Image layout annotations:
• • • •

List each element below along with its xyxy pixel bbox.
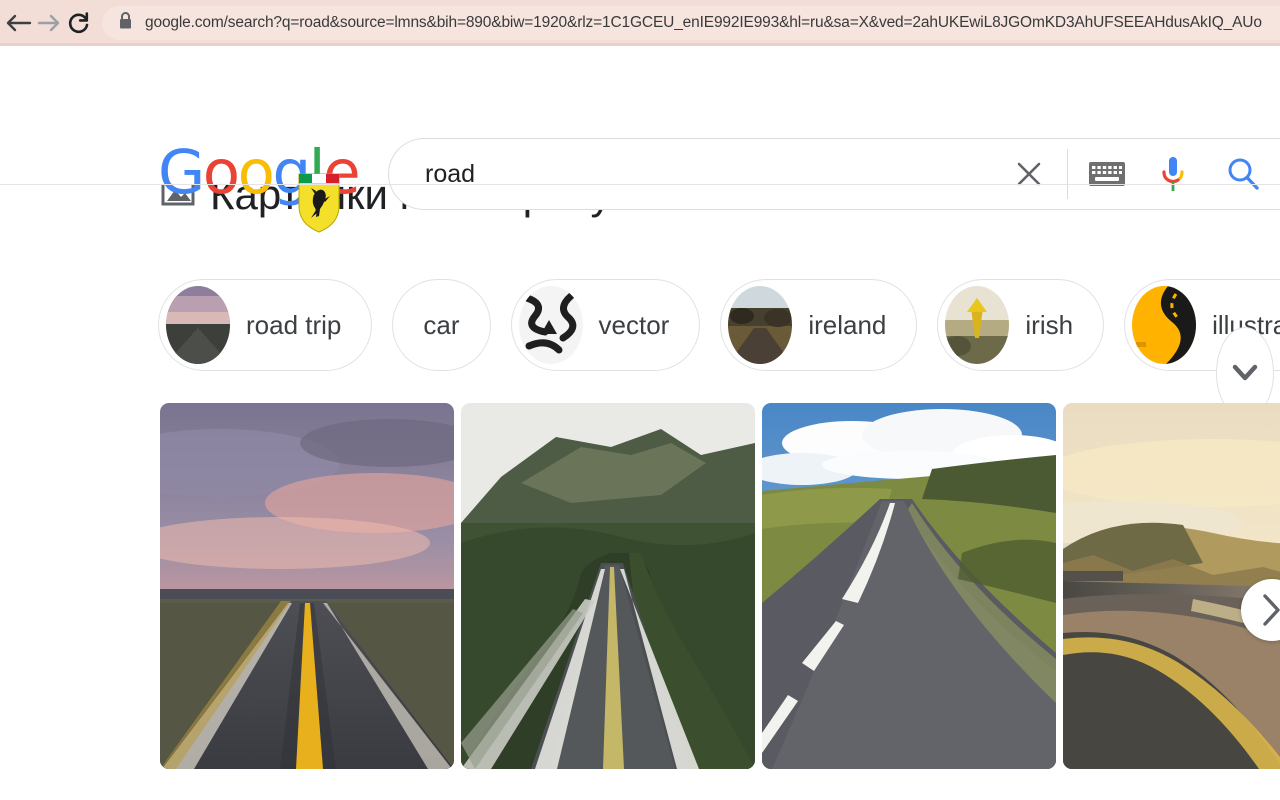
chip-car[interactable]: car (392, 279, 491, 371)
address-bar-url: google.com/search?q=road&source=lmns&bih… (145, 14, 1262, 31)
vector-thumb (518, 286, 583, 364)
chevron-right-icon (1263, 594, 1280, 626)
reload-icon[interactable] (64, 8, 94, 38)
chip-label: car (423, 309, 460, 340)
lock-icon[interactable] (118, 11, 133, 35)
chip-irish[interactable]: irish (937, 279, 1105, 371)
microphone-icon[interactable] (1140, 142, 1206, 206)
keyboard-icon[interactable] (1074, 142, 1140, 206)
back-arrow-icon[interactable] (4, 8, 34, 38)
image-result-irish-country-road[interactable] (762, 403, 1056, 769)
forward-arrow-icon[interactable] (34, 8, 64, 38)
chip-label: vector (598, 309, 670, 340)
search-icon[interactable] (1206, 142, 1280, 206)
road-trip-thumb (166, 286, 230, 364)
search-box-divider (1067, 149, 1068, 199)
chip-label: road trip (246, 309, 342, 340)
chip-label: ireland (808, 309, 887, 340)
image-result-desert-road-sunset-sky[interactable] (160, 403, 454, 769)
chip-road-trip[interactable]: road trip (158, 279, 373, 371)
search-input[interactable]: road (425, 160, 997, 189)
related-searches-chips: road trip car vector ireland irish illus… (158, 279, 1280, 371)
chip-vector[interactable]: vector (510, 279, 701, 371)
image-result-coastal-sunset-road[interactable] (1063, 403, 1280, 769)
logo-letter: G (158, 137, 205, 208)
close-icon[interactable] (997, 142, 1061, 206)
chip-ireland[interactable]: ireland (720, 279, 918, 371)
ferrari-shield-logo (296, 170, 342, 234)
illustration-thumb (1132, 286, 1197, 364)
search-box[interactable]: road (388, 138, 1280, 210)
chip-label: irish (1025, 309, 1074, 340)
image-results-grid (160, 403, 1280, 769)
ireland-thumb (728, 286, 793, 364)
address-bar[interactable]: google.com/search?q=road&source=lmns&bih… (102, 6, 1280, 40)
image-result-mountain-forest-road[interactable] (461, 403, 755, 769)
browser-toolbar: google.com/search?q=road&source=lmns&bih… (0, 0, 1280, 46)
logo-letter: o (237, 137, 275, 208)
sticky-search-header: Google road (0, 46, 1280, 233)
irish-thumb (945, 286, 1010, 364)
logo-letter: o (202, 137, 240, 208)
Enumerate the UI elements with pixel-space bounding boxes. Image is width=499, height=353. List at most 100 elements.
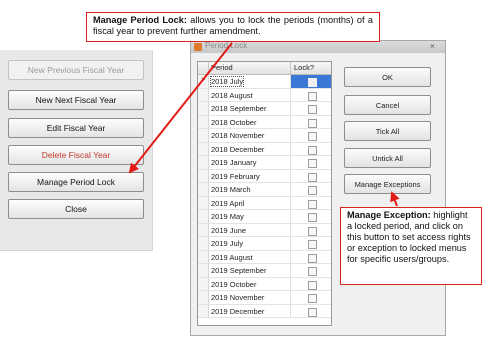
table-row[interactable]: 2018 December [198,142,331,156]
fiscal-year-panel: New Previous Fiscal Year New Next Fiscal… [0,50,153,251]
period-cell: 2019 November [211,293,265,302]
lock-checkbox[interactable] [308,240,317,249]
row-indicator [198,210,209,223]
table-row[interactable]: 2018 September [198,102,331,116]
column-divider [290,169,291,182]
lock-checkbox[interactable] [308,78,317,87]
window-title: Period Lock [205,41,248,50]
column-divider [290,304,291,317]
cancel-button[interactable]: Cancel [344,95,431,115]
table-row[interactable]: 2019 February [198,169,331,183]
period-cell: 2019 December [211,306,265,316]
period-cell: 2019 October [211,279,257,289]
column-divider [290,223,291,236]
period-cell: 2019 February [211,171,260,181]
row-indicator [198,277,209,290]
lock-checkbox[interactable] [308,132,317,141]
window-title-bar[interactable]: Period Lock × [191,41,445,53]
close-icon[interactable]: × [430,41,435,51]
lock-checkbox[interactable] [308,105,317,114]
column-header-period[interactable]: Period [211,63,233,72]
row-indicator [198,129,209,142]
period-cell: 2019 January [211,158,257,167]
row-indicator [198,196,209,209]
period-cell: 2018 October [211,117,257,127]
period-cell: 2019 September [211,266,267,275]
column-divider [290,196,291,209]
column-header-lock[interactable]: Lock? [294,63,314,72]
lock-checkbox[interactable] [308,199,317,209]
row-indicator [198,264,209,277]
lock-checkbox[interactable] [308,226,317,236]
untick-all-button[interactable]: Untick All [344,148,431,168]
new-previous-fiscal-year-button[interactable]: New Previous Fiscal Year [8,60,144,80]
table-row[interactable]: 2019 March [198,183,331,197]
table-row[interactable]: 2019 November [198,291,331,305]
close-button[interactable]: Close [8,199,144,219]
column-divider [290,183,291,196]
table-row[interactable]: 2019 August [198,250,331,264]
new-next-fiscal-year-button[interactable]: New Next Fiscal Year [8,90,144,110]
column-divider [290,142,291,155]
row-indicator [198,304,209,317]
table-row[interactable]: 2019 January [198,156,331,170]
edit-fiscal-year-button[interactable]: Edit Fiscal Year [8,118,144,138]
row-indicator: > [198,75,209,88]
table-row[interactable]: 2019 May [198,210,331,224]
callout-heading: Manage Period Lock: [93,15,187,25]
table-row[interactable]: 2018 October [198,115,331,129]
row-indicator [198,169,209,182]
lock-checkbox[interactable] [308,267,317,276]
column-divider [290,102,291,115]
lock-checkbox[interactable] [308,280,317,290]
table-row[interactable]: 2019 April [198,196,331,210]
table-row[interactable]: 2018 November [198,129,331,143]
period-cell: 2018 July [209,76,245,87]
lock-checkbox[interactable] [308,253,317,263]
period-cell: 2019 March [211,185,251,194]
tick-all-button[interactable]: Tick All [344,121,431,141]
column-divider [290,250,291,263]
row-indicator [198,102,209,115]
table-row[interactable]: 2019 December [198,304,331,318]
row-indicator [198,250,209,263]
table-row[interactable]: 2019 June [198,223,331,237]
table-row[interactable]: 2018 August [198,88,331,102]
period-cell: 2019 August [211,252,253,262]
column-divider [290,277,291,290]
period-cell: 2019 July [211,239,244,248]
row-indicator-header [198,62,209,74]
callout-heading: Manage Exception: [347,210,431,220]
column-divider [290,264,291,277]
row-indicator [198,223,209,236]
table-row[interactable]: 2019 September [198,264,331,278]
manage-exceptions-button[interactable]: Manage Exceptions [344,174,431,194]
period-cell: 2018 November [211,131,265,140]
lock-checkbox[interactable] [308,294,317,303]
period-lock-window: Period Lock × Period Lock? >2018 July 201… [190,40,446,336]
ok-button[interactable]: OK [344,67,431,87]
lock-checkbox[interactable] [308,307,317,317]
period-cell: 2019 May [211,212,244,221]
lock-checkbox[interactable] [308,172,317,182]
table-row[interactable]: >2018 July [198,75,331,89]
column-divider [290,156,291,169]
table-row[interactable]: 2019 July [198,237,331,251]
period-cell: 2018 August [211,90,253,100]
lock-checkbox[interactable] [308,118,317,128]
lock-checkbox[interactable] [308,186,317,195]
lock-checkbox[interactable] [308,145,317,155]
table-row[interactable]: 2019 October [198,277,331,291]
delete-fiscal-year-button[interactable]: Delete Fiscal Year [8,145,144,165]
row-indicator [198,237,209,250]
row-indicator [198,88,209,101]
lock-checkbox[interactable] [308,213,317,222]
lock-checkbox[interactable] [308,159,317,168]
lock-checkbox[interactable] [308,91,317,101]
column-divider [290,115,291,128]
row-indicator [198,142,209,155]
manage-period-lock-button[interactable]: Manage Period Lock [8,172,144,192]
period-cell: 2019 April [211,198,245,208]
period-lock-callout: Manage Period Lock: allows you to lock t… [86,12,380,42]
app-icon [194,43,202,51]
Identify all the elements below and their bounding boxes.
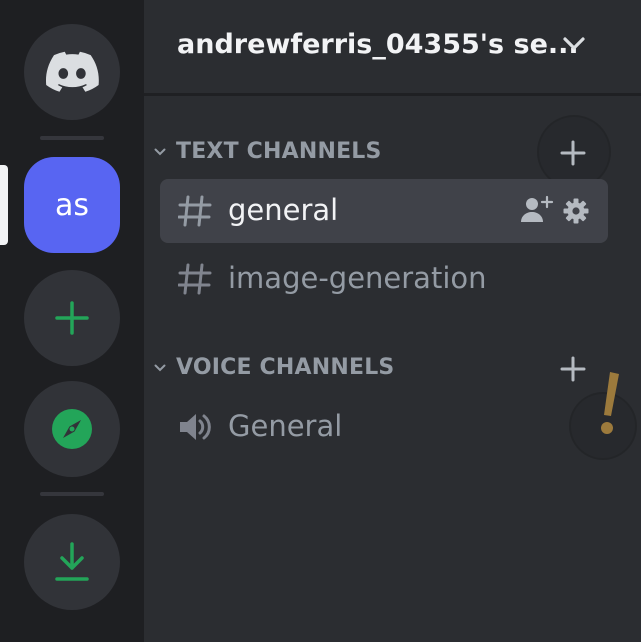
category-voice-channels[interactable]: VOICE CHANNELS bbox=[144, 354, 641, 384]
channel-name: General bbox=[228, 409, 343, 443]
channel-sidebar: andrewferris_04355's se... TEXT CHANNELS… bbox=[144, 0, 641, 642]
hash-icon bbox=[178, 195, 212, 227]
gear-icon[interactable] bbox=[563, 198, 589, 224]
compass-icon bbox=[52, 409, 92, 449]
create-channel-icon[interactable] bbox=[560, 140, 586, 166]
server-rail: as bbox=[0, 0, 144, 642]
server-name: andrewferris_04355's se... bbox=[177, 29, 579, 60]
category-text-channels[interactable]: TEXT CHANNELS bbox=[144, 115, 641, 189]
category-label: TEXT CHANNELS bbox=[176, 139, 382, 164]
rail-separator bbox=[40, 136, 104, 140]
server-icon-button[interactable]: as bbox=[24, 157, 120, 253]
speaker-icon bbox=[180, 414, 211, 440]
download-apps-button[interactable] bbox=[24, 514, 120, 610]
channel-name: general bbox=[228, 193, 339, 227]
chevron-down-icon bbox=[154, 148, 166, 156]
invite-user-icon[interactable] bbox=[520, 195, 554, 223]
channel-item-image-generation[interactable]: image-generation bbox=[160, 247, 608, 311]
rail-separator bbox=[40, 492, 104, 496]
plus-icon bbox=[55, 301, 89, 335]
channel-item-voice-general[interactable]: General bbox=[160, 395, 608, 459]
discord-logo-icon bbox=[45, 51, 99, 92]
create-channel-icon[interactable] bbox=[560, 356, 586, 382]
server-header[interactable]: andrewferris_04355's se... bbox=[144, 0, 641, 96]
add-server-button[interactable] bbox=[24, 270, 120, 366]
chevron-down-icon bbox=[154, 364, 166, 372]
hash-icon bbox=[178, 263, 212, 295]
server-initials: as bbox=[54, 187, 89, 223]
category-label: VOICE CHANNELS bbox=[176, 355, 395, 380]
explore-servers-button[interactable] bbox=[24, 381, 120, 477]
download-icon bbox=[55, 542, 89, 581]
channel-name: image-generation bbox=[228, 261, 487, 295]
channel-item-general[interactable]: general bbox=[160, 179, 608, 243]
selected-server-indicator bbox=[0, 165, 8, 245]
chevron-down-icon bbox=[563, 37, 585, 50]
exclamation-icon bbox=[601, 372, 619, 434]
home-button[interactable] bbox=[24, 24, 120, 120]
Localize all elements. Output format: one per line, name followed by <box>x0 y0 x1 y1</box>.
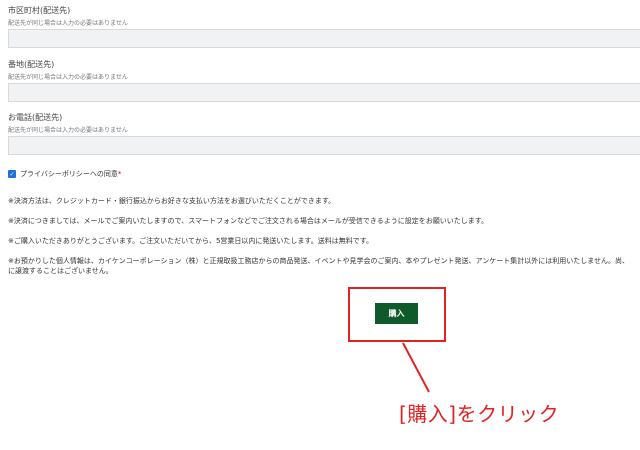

• • • •

Exercise details: Reproduce without any change the lines of the entries above that start at the one containing "category-voice-channels[interactable]: VOICE CHANNELS" and end at the one containing "discord-logo-icon bbox=[45, 51, 99, 92]", including both of those lines.

Exercise solution:
category-voice-channels[interactable]: VOICE CHANNELS bbox=[144, 354, 641, 384]
channel-name: General bbox=[228, 409, 343, 443]
channel-sidebar: andrewferris_04355's se... TEXT CHANNELS… bbox=[144, 0, 641, 642]
hash-icon bbox=[178, 195, 212, 227]
gear-icon[interactable] bbox=[563, 198, 589, 224]
compass-icon bbox=[52, 409, 92, 449]
create-channel-icon[interactable] bbox=[560, 140, 586, 166]
server-rail: as bbox=[0, 0, 144, 642]
server-name: andrewferris_04355's se... bbox=[177, 29, 579, 60]
category-text-channels[interactable]: TEXT CHANNELS bbox=[144, 115, 641, 189]
category-label: TEXT CHANNELS bbox=[176, 139, 382, 164]
rail-separator bbox=[40, 136, 104, 140]
server-icon-button[interactable]: as bbox=[24, 157, 120, 253]
speaker-icon bbox=[180, 414, 211, 440]
download-apps-button[interactable] bbox=[24, 514, 120, 610]
channel-name: general bbox=[228, 193, 339, 227]
chevron-down-icon bbox=[154, 148, 166, 156]
invite-user-icon[interactable] bbox=[520, 195, 554, 223]
channel-item-image-generation[interactable]: image-generation bbox=[160, 247, 608, 311]
rail-separator bbox=[40, 492, 104, 496]
plus-icon bbox=[55, 301, 89, 335]
channel-item-voice-general[interactable]: General bbox=[160, 395, 608, 459]
discord-logo-icon bbox=[45, 51, 99, 92]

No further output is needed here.